Pick out the lines below that contain the string "categories" and copy them all.
--- Start ENTRIES SUPPLIED ---
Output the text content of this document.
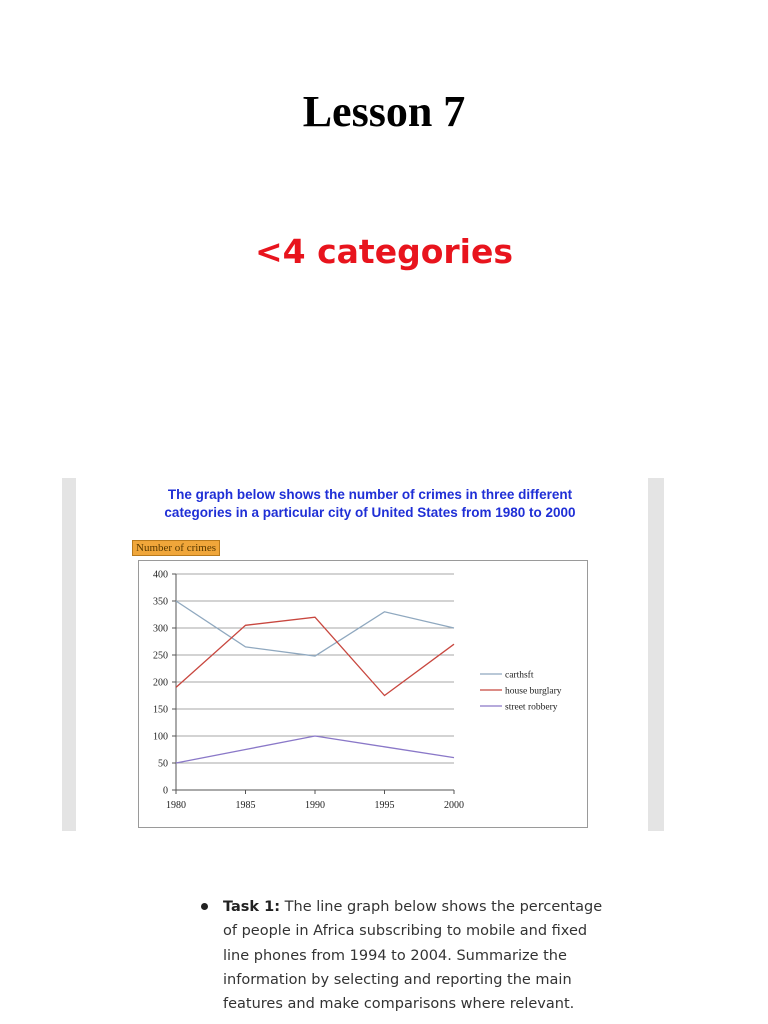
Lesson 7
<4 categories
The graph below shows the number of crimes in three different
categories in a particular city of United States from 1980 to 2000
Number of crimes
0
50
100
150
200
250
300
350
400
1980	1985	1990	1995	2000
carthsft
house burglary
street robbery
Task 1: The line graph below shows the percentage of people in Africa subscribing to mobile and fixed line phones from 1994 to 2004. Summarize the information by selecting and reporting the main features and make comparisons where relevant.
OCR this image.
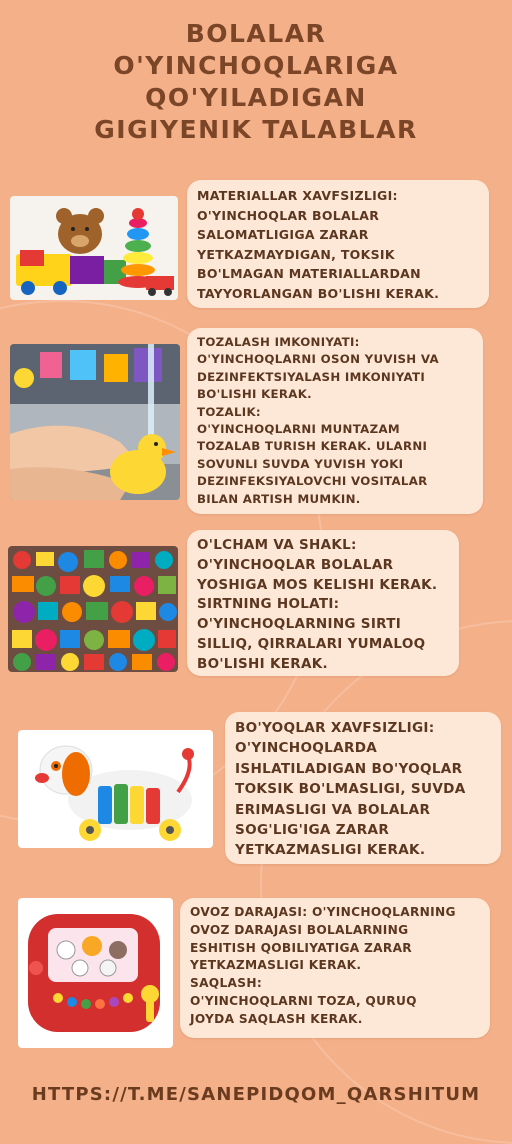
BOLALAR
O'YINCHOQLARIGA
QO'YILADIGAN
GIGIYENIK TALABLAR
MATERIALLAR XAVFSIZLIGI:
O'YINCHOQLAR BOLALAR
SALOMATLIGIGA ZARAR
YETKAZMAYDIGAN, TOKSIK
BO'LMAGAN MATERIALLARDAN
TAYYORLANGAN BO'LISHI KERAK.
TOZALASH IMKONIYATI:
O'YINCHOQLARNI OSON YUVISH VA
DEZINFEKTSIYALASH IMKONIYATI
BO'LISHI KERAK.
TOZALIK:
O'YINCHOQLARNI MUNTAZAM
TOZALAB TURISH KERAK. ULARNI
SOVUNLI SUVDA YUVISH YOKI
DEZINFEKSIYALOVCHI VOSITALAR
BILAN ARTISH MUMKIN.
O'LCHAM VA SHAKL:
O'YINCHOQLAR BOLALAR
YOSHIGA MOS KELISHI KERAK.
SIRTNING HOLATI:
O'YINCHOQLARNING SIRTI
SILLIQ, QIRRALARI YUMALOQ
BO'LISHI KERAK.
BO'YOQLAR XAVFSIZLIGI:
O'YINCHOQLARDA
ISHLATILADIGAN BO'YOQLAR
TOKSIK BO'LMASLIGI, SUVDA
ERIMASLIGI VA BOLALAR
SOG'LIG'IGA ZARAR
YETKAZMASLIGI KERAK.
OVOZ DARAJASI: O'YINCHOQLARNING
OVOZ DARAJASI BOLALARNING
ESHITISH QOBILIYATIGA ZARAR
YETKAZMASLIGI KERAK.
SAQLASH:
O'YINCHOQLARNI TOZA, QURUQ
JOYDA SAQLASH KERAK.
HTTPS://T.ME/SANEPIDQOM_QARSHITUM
--- End ENTRIES SUPPLIED ---
--- Start ENTRIES SUPPLIED ---
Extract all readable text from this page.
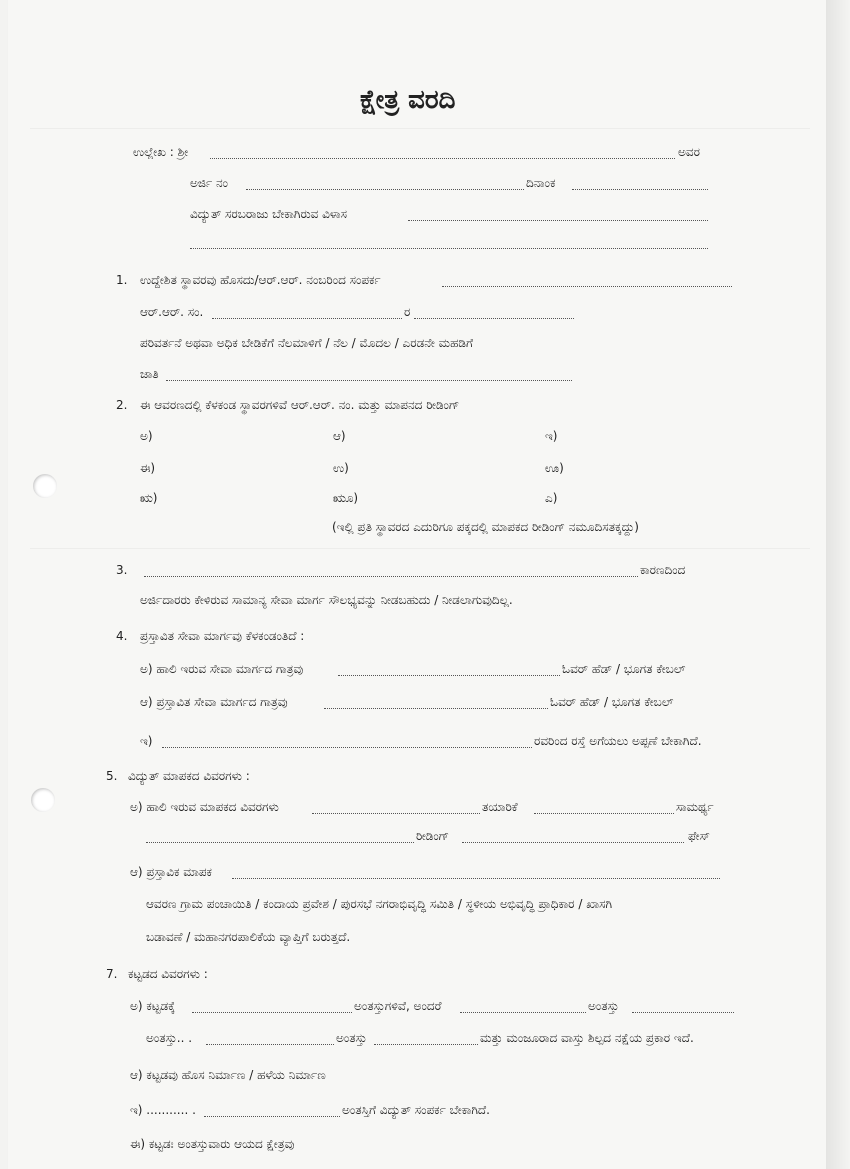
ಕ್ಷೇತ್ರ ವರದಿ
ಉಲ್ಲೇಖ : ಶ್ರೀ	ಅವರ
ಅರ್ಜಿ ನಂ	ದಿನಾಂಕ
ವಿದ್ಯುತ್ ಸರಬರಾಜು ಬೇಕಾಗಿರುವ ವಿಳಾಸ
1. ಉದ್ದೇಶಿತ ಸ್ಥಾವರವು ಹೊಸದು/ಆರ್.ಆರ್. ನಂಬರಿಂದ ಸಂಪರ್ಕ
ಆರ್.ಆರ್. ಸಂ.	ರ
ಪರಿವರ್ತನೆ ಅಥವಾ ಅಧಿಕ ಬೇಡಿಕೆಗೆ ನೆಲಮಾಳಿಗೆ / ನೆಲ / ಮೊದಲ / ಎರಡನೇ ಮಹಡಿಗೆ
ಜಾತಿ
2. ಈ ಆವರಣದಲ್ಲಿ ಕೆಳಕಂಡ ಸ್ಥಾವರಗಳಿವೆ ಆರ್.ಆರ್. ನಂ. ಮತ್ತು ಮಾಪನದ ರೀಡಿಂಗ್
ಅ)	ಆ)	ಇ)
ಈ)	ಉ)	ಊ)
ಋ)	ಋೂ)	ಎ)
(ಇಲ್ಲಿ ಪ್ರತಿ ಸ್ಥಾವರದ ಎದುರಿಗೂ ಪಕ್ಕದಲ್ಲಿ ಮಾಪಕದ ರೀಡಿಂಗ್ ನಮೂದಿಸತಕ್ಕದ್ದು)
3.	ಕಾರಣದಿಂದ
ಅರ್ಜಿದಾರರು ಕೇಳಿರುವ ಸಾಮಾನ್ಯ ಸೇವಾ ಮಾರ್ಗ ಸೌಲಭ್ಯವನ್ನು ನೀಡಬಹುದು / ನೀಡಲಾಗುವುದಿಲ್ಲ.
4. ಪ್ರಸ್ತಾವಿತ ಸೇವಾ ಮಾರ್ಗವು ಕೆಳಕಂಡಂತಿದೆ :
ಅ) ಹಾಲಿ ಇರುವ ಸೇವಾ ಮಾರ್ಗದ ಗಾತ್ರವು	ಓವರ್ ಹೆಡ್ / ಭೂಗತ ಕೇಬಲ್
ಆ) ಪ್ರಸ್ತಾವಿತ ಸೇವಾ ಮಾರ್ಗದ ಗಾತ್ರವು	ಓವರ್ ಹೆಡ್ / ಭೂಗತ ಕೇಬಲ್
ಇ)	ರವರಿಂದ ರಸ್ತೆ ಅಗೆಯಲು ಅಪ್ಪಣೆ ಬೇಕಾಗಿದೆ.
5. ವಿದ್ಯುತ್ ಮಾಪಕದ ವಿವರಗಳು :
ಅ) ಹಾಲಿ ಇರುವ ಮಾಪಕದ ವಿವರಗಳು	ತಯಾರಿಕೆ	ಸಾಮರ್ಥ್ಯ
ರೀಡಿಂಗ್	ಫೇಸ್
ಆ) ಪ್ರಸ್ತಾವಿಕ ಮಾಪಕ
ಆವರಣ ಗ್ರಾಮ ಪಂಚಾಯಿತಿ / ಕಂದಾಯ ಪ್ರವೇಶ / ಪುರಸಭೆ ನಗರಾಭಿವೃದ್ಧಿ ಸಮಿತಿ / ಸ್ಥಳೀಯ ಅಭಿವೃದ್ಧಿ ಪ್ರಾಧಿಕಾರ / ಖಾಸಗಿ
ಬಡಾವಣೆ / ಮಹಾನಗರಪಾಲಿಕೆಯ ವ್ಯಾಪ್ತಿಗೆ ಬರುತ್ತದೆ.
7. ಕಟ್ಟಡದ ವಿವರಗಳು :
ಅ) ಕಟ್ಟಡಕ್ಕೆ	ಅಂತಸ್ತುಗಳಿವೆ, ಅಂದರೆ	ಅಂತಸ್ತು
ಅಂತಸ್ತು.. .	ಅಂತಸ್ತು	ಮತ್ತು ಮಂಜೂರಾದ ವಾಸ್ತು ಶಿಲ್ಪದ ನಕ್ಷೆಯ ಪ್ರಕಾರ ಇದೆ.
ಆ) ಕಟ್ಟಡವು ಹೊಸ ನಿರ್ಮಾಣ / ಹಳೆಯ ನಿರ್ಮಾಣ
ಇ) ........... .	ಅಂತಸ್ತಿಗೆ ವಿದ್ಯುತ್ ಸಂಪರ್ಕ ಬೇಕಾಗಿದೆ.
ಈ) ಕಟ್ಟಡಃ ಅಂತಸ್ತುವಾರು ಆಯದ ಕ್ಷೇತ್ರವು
--- End ENTRIES SUPPLIED ---
--- Start ENTRIES SUPPLIED ---
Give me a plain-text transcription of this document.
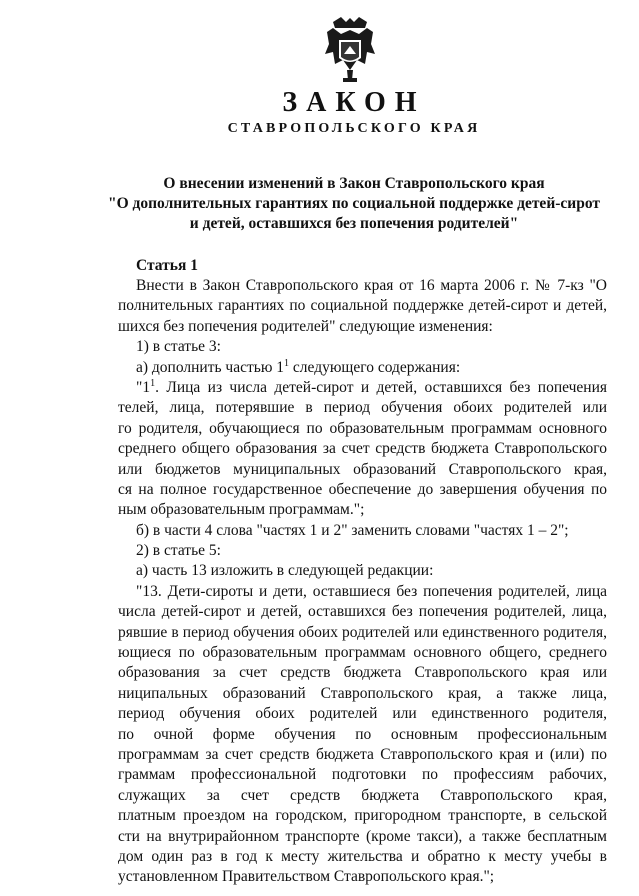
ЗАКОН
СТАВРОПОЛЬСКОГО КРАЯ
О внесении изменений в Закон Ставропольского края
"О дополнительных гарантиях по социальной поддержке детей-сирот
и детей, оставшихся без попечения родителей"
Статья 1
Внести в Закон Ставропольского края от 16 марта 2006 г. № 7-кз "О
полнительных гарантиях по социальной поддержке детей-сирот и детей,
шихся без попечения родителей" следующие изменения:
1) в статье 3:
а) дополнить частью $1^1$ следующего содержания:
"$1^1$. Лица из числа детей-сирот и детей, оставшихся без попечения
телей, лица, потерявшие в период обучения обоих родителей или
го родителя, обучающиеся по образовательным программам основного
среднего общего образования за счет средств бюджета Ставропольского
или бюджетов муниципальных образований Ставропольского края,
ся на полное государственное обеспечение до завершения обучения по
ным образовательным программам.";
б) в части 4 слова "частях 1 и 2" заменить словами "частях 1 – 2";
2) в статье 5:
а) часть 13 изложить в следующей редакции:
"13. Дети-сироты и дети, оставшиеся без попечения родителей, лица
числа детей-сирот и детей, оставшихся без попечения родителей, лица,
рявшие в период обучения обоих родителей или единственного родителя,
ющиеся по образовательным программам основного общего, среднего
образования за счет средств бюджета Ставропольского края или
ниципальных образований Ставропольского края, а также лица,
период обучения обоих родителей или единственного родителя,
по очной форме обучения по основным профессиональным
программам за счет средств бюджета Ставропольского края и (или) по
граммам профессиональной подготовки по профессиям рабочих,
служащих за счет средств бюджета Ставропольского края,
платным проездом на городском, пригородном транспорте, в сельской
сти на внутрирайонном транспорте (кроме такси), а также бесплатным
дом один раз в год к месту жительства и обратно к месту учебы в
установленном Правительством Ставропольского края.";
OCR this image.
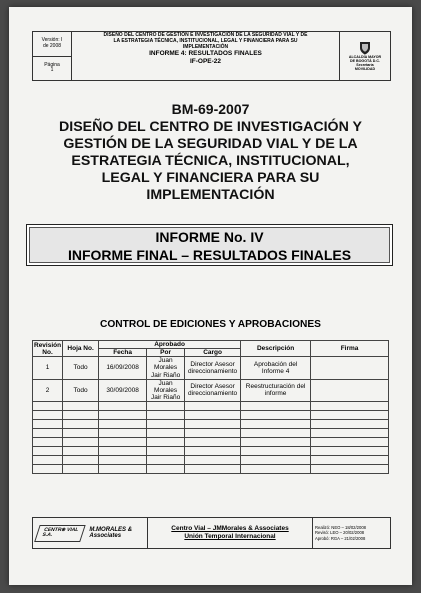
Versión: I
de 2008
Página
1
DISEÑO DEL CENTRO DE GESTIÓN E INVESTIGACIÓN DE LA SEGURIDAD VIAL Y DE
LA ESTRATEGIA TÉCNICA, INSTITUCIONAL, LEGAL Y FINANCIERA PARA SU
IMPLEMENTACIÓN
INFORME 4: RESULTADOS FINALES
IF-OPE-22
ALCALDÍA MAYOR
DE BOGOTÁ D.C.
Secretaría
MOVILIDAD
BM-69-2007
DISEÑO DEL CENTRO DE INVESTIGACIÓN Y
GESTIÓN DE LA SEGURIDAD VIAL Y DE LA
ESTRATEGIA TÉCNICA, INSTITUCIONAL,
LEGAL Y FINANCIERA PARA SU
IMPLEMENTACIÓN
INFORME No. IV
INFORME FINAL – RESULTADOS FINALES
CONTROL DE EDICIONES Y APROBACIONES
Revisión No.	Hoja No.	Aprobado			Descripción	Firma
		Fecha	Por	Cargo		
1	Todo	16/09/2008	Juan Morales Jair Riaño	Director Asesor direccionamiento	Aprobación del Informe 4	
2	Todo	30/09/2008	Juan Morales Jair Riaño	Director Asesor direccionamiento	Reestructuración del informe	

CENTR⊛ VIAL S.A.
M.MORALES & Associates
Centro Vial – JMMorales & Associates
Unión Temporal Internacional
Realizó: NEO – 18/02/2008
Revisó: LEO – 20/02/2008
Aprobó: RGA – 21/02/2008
--- End ENTRIES SUPPLIED ---
*ANSWER TO THIS TASK*.
<4 categories
categories in a particular city of United States from 1980 to 2000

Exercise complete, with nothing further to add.